> Objectives:
(a) Write out the news excerpt's text from "Once behind the" to "was turned away.".
(b) According to the news excerpt, which restaurant on University Boulevard refused to let people in once the struggle began?

> Document extract:
+ + +
Not all fans agreed. Delaney Cook, an undeclared freshman, said she felt the police were being too aggressive.
“They’re being way too brutal and they’re beating the crap out of people, just because they’re standing up,” Cook said. “We’re just chanting ‘U of A’ and they’re deliberately throwing [pepper spray] at us and like shooting at us.”
One fan walked toward the police line with his arms spread out. Officers responded by shooting the man with pepper balls multiple times, then grabbing him and pulling him behind the police line.
Once behind the line, the officers held the man in place while one officer kneed him in the stomach, then punched him three to four times in the stomach and torso, before the other officers forced the man to the ground.
Dugan declined to comment on officers’ use of force.
Businesses on University Boulevard struggled to stay out of the way of the conflict between police and the crowd. No Anchovies, a restaurant on University Boulevard, refused to let people in once the struggle began. One crowd member who said he had asthma tried to take refuge from the pepper spray inside the restaurant and was turned away.
+ + +
> Supplied entries:
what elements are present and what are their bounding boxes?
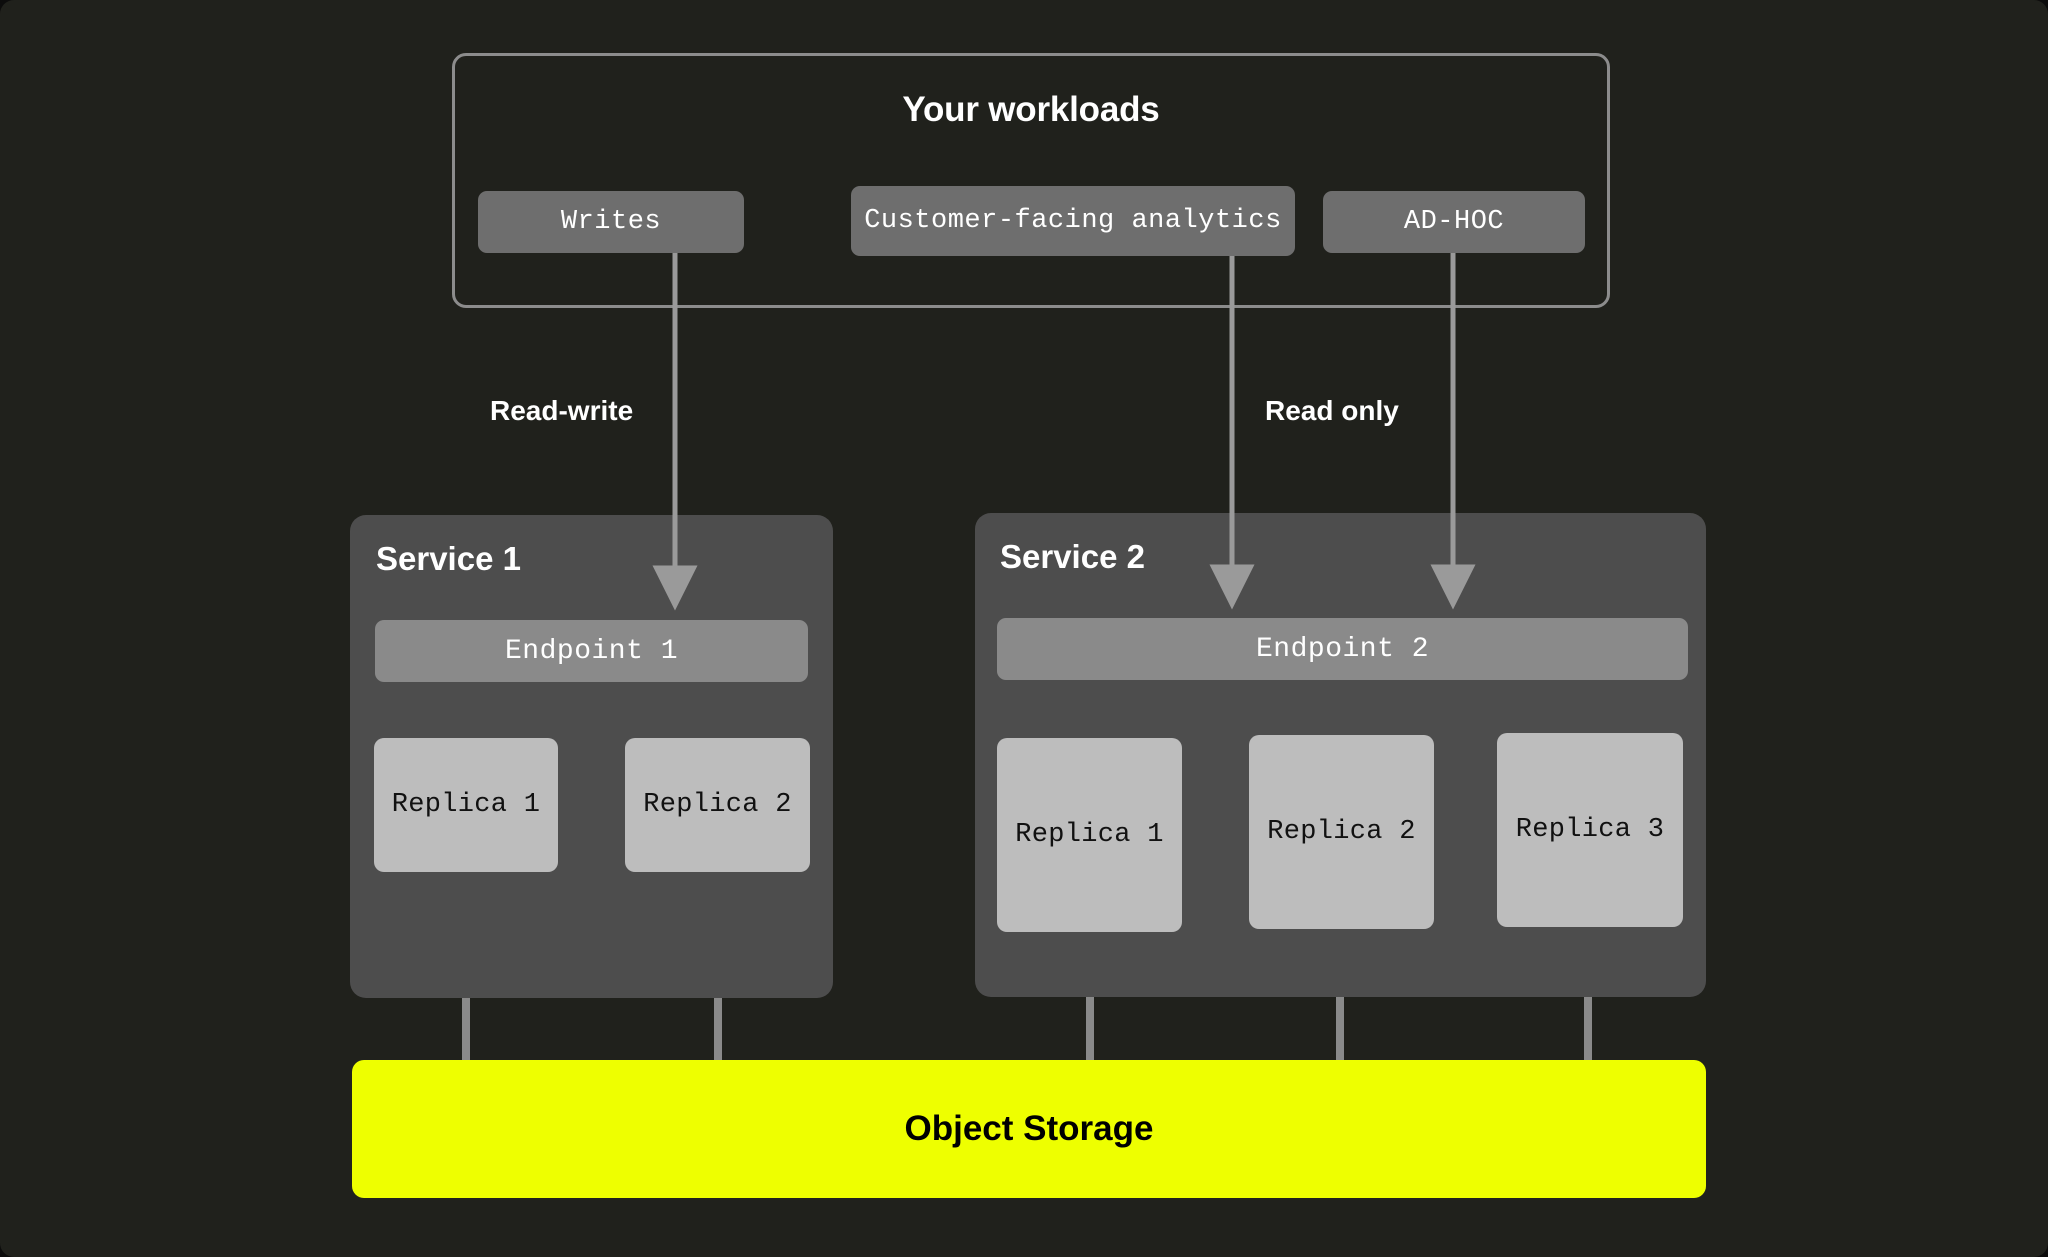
flow-label-read-only: Read only [1265, 395, 1399, 426]
workloads-title: Your workloads [902, 90, 1160, 129]
endpoint-1[interactable]: Endpoint 1 [375, 620, 808, 682]
workload-ad-hoc[interactable]: AD-HOC [1323, 191, 1585, 253]
service-1-replica-2-label: Replica 2 [643, 790, 792, 820]
service-2-replica-1-label: Replica 1 [1015, 820, 1164, 850]
endpoint-1-label: Endpoint 1 [504, 635, 679, 667]
workload-customer-facing-analytics[interactable]: Customer-facing analytics [851, 186, 1295, 256]
service-1-title: Service 1 [376, 540, 521, 577]
endpoint-2-label: Endpoint 2 [1255, 633, 1430, 665]
service-1-replica-2[interactable]: Replica 2 [625, 738, 810, 872]
service-1-replica-1[interactable]: Replica 1 [374, 738, 558, 872]
workload-writes-label: Writes [560, 207, 662, 237]
endpoint-2[interactable]: Endpoint 2 [997, 618, 1688, 680]
object-storage-bar[interactable]: Object Storage [352, 1060, 1706, 1198]
workload-writes[interactable]: Writes [478, 191, 744, 253]
service-2-replica-3-label: Replica 3 [1515, 815, 1665, 845]
service-2-replica-2-label: Replica 2 [1267, 817, 1416, 847]
workload-customer-facing-analytics-label: Customer-facing analytics [864, 206, 1282, 236]
workload-ad-hoc-label: AD-HOC [1403, 207, 1505, 237]
service-2-replica-1[interactable]: Replica 1 [997, 738, 1182, 932]
object-storage-label: Object Storage [904, 1109, 1154, 1148]
service-2-replica-2[interactable]: Replica 2 [1249, 735, 1434, 929]
service-2-replica-3[interactable]: Replica 3 [1497, 733, 1683, 927]
workloads-container [452, 53, 1610, 308]
flow-label-read-write: Read-write [490, 395, 634, 426]
service-2-title: Service 2 [1000, 538, 1145, 575]
service-1-replica-1-label: Replica 1 [391, 790, 541, 820]
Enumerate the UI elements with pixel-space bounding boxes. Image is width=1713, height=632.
+ + +
> Answers for the tasks:
(a)
Once behind the line, the officers held the man in place while one officer kneed him in the stomach, then punched him three to four times in the stomach and torso, before the other officers forced the man to the ground.
Dugan declined to comment on officers’ use of force.
Businesses on University Boulevard struggled to stay out of the way of the conflict between police and the crowd. No Anchovies, a restaurant on University Boulevard, refused to let people in once the struggle began. One crowd member who said he had asthma tried to take refuge from the pepper spray inside the restaurant and was turned away.

(b) No Anchovies